What to produce: Provide only the number of lines in the records below that include "手事迹材料范文".

Data listing:
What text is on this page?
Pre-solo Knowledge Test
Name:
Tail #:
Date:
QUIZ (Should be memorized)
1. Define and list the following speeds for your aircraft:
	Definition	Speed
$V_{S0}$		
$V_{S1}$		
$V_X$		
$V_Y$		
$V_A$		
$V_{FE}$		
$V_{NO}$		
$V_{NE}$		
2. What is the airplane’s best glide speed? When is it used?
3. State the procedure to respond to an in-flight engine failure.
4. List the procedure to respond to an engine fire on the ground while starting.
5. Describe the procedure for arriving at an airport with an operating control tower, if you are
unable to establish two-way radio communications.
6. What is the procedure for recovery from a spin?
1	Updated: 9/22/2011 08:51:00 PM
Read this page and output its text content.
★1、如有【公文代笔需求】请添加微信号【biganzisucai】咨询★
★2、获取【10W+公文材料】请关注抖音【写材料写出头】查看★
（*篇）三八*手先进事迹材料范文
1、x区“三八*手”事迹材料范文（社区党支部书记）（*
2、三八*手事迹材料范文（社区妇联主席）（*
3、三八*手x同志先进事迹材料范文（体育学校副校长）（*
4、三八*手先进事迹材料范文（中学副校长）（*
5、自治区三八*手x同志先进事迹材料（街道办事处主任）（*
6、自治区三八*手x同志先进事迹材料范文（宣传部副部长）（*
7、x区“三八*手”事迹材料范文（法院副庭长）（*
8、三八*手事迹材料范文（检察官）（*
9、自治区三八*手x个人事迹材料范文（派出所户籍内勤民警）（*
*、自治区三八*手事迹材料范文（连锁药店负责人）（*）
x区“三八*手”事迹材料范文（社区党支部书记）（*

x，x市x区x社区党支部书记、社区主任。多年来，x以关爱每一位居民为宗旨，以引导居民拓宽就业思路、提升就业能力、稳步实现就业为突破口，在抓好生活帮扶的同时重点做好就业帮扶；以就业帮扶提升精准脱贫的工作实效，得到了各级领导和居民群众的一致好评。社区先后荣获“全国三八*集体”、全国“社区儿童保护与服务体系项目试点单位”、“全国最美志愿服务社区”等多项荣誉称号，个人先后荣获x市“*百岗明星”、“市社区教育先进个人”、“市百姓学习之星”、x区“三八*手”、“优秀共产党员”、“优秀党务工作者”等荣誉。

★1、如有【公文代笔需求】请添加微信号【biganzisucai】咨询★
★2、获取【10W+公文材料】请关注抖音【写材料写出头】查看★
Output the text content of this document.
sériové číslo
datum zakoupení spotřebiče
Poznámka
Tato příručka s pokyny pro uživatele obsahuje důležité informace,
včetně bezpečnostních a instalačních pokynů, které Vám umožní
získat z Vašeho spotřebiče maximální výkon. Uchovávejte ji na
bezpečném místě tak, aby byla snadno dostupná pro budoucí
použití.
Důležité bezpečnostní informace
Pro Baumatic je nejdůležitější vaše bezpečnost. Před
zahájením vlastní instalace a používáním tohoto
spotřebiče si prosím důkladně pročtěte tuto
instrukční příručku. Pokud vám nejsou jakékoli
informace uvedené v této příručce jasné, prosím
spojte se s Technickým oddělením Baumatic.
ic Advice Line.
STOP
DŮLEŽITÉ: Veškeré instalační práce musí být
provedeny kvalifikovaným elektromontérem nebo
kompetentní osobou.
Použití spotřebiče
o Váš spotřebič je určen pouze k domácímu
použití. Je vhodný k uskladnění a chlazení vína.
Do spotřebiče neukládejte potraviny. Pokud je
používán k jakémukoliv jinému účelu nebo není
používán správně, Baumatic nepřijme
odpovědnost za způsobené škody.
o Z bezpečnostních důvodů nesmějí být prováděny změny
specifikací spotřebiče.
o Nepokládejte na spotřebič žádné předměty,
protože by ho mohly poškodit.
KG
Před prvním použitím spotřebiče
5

Response: 3